[BEGIN SUPPLIED DATA]

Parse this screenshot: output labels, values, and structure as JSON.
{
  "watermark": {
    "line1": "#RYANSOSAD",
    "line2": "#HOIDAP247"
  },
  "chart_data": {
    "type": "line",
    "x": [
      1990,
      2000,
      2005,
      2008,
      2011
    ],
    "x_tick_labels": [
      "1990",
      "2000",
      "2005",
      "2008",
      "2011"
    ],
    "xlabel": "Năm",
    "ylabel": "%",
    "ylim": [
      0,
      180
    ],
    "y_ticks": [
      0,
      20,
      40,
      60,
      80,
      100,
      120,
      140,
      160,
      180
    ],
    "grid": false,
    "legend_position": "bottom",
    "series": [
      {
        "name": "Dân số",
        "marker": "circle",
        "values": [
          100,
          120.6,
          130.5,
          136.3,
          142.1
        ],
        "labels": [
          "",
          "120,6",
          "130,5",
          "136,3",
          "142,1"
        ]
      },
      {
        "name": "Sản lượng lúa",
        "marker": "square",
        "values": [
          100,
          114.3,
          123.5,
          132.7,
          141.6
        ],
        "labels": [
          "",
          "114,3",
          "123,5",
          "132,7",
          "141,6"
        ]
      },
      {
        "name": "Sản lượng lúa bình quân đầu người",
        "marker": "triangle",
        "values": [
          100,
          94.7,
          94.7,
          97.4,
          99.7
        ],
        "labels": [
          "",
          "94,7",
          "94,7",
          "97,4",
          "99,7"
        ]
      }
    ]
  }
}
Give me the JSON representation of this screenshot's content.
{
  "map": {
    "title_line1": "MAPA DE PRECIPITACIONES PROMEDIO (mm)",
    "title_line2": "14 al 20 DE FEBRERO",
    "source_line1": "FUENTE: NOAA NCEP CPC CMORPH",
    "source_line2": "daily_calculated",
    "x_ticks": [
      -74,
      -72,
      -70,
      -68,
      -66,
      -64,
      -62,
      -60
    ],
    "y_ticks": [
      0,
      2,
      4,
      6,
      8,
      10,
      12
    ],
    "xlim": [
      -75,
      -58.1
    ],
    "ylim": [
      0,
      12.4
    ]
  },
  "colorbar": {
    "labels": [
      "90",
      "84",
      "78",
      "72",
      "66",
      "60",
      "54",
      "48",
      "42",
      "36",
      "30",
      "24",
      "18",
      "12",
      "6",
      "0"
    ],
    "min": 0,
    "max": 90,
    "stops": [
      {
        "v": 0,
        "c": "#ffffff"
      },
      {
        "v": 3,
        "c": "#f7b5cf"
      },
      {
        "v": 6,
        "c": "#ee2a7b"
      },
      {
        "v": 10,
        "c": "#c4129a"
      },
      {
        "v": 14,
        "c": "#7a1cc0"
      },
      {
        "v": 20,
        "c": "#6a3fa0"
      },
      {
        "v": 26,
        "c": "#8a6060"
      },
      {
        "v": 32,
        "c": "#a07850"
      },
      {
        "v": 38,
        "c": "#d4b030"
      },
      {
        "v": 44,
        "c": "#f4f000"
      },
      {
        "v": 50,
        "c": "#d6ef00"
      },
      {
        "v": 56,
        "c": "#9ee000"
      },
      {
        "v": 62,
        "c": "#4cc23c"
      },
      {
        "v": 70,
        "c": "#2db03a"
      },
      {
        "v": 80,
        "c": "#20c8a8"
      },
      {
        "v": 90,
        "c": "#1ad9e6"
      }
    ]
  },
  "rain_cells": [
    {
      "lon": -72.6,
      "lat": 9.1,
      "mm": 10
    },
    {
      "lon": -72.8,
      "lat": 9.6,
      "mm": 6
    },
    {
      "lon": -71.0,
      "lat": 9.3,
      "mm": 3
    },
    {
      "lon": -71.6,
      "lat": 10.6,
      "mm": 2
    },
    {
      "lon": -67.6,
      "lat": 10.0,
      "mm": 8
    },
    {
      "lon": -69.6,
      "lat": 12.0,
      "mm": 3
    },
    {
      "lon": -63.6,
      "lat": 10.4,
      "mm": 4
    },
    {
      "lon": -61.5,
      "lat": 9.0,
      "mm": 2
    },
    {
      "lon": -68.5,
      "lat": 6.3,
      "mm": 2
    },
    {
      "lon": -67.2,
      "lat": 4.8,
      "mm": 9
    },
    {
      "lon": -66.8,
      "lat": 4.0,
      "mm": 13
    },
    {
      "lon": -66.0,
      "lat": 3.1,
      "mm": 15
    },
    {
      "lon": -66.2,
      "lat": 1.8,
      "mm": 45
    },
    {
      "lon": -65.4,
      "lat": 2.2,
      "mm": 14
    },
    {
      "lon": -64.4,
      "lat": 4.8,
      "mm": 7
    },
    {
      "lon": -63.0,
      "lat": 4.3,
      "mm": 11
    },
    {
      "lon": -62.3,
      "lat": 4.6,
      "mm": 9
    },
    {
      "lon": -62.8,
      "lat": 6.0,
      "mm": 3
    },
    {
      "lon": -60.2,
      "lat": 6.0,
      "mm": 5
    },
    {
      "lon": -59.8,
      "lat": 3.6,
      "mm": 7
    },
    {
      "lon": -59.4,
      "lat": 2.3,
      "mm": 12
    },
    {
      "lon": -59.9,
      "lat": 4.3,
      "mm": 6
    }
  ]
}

[END SUPPLIED DATA]

**REQUEST**
Your task is to reproduce all of the records exactly.

**RESPONSE BELOW**
Parse this screenshot: output labels, values, and structure as JSON.
{
  "watermark": {
    "line1": "#RYANSOSAD",
    "line2": "#HOIDAP247"
  },
  "chart_data": {
    "type": "line",
    "x": [
      1990,
      2000,
      2005,
      2008,
      2011
    ],
    "x_tick_labels": [
      "1990",
      "2000",
      "2005",
      "2008",
      "2011"
    ],
    "xlabel": "Năm",
    "ylabel": "%",
    "ylim": [
      0,
      180
    ],
    "y_ticks": [
      0,
      20,
      40,
      60,
      80,
      100,
      120,
      140,
      160,
      180
    ],
    "grid": false,
    "legend_position": "bottom",
    "series": [
      {
        "name": "Dân số",
        "marker": "circle",
        "values": [
          100,
          120.6,
          130.5,
          136.3,
          142.1
        ],
        "labels": [
          "",
          "120,6",
          "130,5",
          "136,3",
          "142,1"
        ]
      },
      {
        "name": "Sản lượng lúa",
        "marker": "square",
        "values": [
          100,
          114.3,
          123.5,
          132.7,
          141.6
        ],
        "labels": [
          "",
          "114,3",
          "123,5",
          "132,7",
          "141,6"
        ]
      },
      {
        "name": "Sản lượng lúa bình quân đầu người",
        "marker": "triangle",
        "values": [
          100,
          94.7,
          94.7,
          97.4,
          99.7
        ],
        "labels": [
          "",
          "94,7",
          "94,7",
          "97,4",
          "99,7"
        ]
      }
    ]
  }
}
Give me the JSON representation of this screenshot's content.
{
  "map": {
    "title_line1": "MAPA DE PRECIPITACIONES PROMEDIO (mm)",
    "title_line2": "14 al 20 DE FEBRERO",
    "source_line1": "FUENTE: NOAA NCEP CPC CMORPH",
    "source_line2": "daily_calculated",
    "x_ticks": [
      -74,
      -72,
      -70,
      -68,
      -66,
      -64,
      -62,
      -60
    ],
    "y_ticks": [
      0,
      2,
      4,
      6,
      8,
      10,
      12
    ],
    "xlim": [
      -75,
      -58.1
    ],
    "ylim": [
      0,
      12.4
    ]
  },
  "colorbar": {
    "labels": [
      "90",
      "84",
      "78",
      "72",
      "66",
      "60",
      "54",
      "48",
      "42",
      "36",
      "30",
      "24",
      "18",
      "12",
      "6",
      "0"
    ],
    "min": 0,
    "max": 90,
    "stops": [
      {
        "v": 0,
        "c": "#ffffff"
      },
      {
        "v": 3,
        "c": "#f7b5cf"
      },
      {
        "v": 6,
        "c": "#ee2a7b"
      },
      {
        "v": 10,
        "c": "#c4129a"
      },
      {
        "v": 14,
        "c": "#7a1cc0"
      },
      {
        "v": 20,
        "c": "#6a3fa0"
      },
      {
        "v": 26,
        "c": "#8a6060"
      },
      {
        "v": 32,
        "c": "#a07850"
      },
      {
        "v": 38,
        "c": "#d4b030"
      },
      {
        "v": 44,
        "c": "#f4f000"
      },
      {
        "v": 50,
        "c": "#d6ef00"
      },
      {
        "v": 56,
        "c": "#9ee000"
      },
      {
        "v": 62,
        "c": "#4cc23c"
      },
      {
        "v": 70,
        "c": "#2db03a"
      },
      {
        "v": 80,
        "c": "#20c8a8"
      },
      {
        "v": 90,
        "c": "#1ad9e6"
      }
    ]
  },
  "rain_cells": [
    {
      "lon": -72.6,
      "lat": 9.1,
      "mm": 10
    },
    {
      "lon": -72.8,
      "lat": 9.6,
      "mm": 6
    },
    {
      "lon": -71.0,
      "lat": 9.3,
      "mm": 3
    },
    {
      "lon": -71.6,
      "lat": 10.6,
      "mm": 2
    },
    {
      "lon": -67.6,
      "lat": 10.0,
      "mm": 8
    },
    {
      "lon": -69.6,
      "lat": 12.0,
      "mm": 3
    },
    {
      "lon": -63.6,
      "lat": 10.4,
      "mm": 4
    },
    {
      "lon": -61.5,
      "lat": 9.0,
      "mm": 2
    },
    {
      "lon": -68.5,
      "lat": 6.3,
      "mm": 2
    },
    {
      "lon": -67.2,
      "lat": 4.8,
      "mm": 9
    },
    {
      "lon": -66.8,
      "lat": 4.0,
      "mm": 13
    },
    {
      "lon": -66.0,
      "lat": 3.1,
      "mm": 15
    },
    {
      "lon": -66.2,
      "lat": 1.8,
      "mm": 45
    },
    {
      "lon": -65.4,
      "lat": 2.2,
      "mm": 14
    },
    {
      "lon": -64.4,
      "lat": 4.8,
      "mm": 7
    },
    {
      "lon": -63.0,
      "lat": 4.3,
      "mm": 11
    },
    {
      "lon": -62.3,
      "lat": 4.6,
      "mm": 9
    },
    {
      "lon": -62.8,
      "lat": 6.0,
      "mm": 3
    },
    {
      "lon": -60.2,
      "lat": 6.0,
      "mm": 5
    },
    {
      "lon": -59.8,
      "lat": 3.6,
      "mm": 7
    },
    {
      "lon": -59.4,
      "lat": 2.3,
      "mm": 12
    },
    {
      "lon": -59.9,
      "lat": 4.3,
      "mm": 6
    }
  ]
}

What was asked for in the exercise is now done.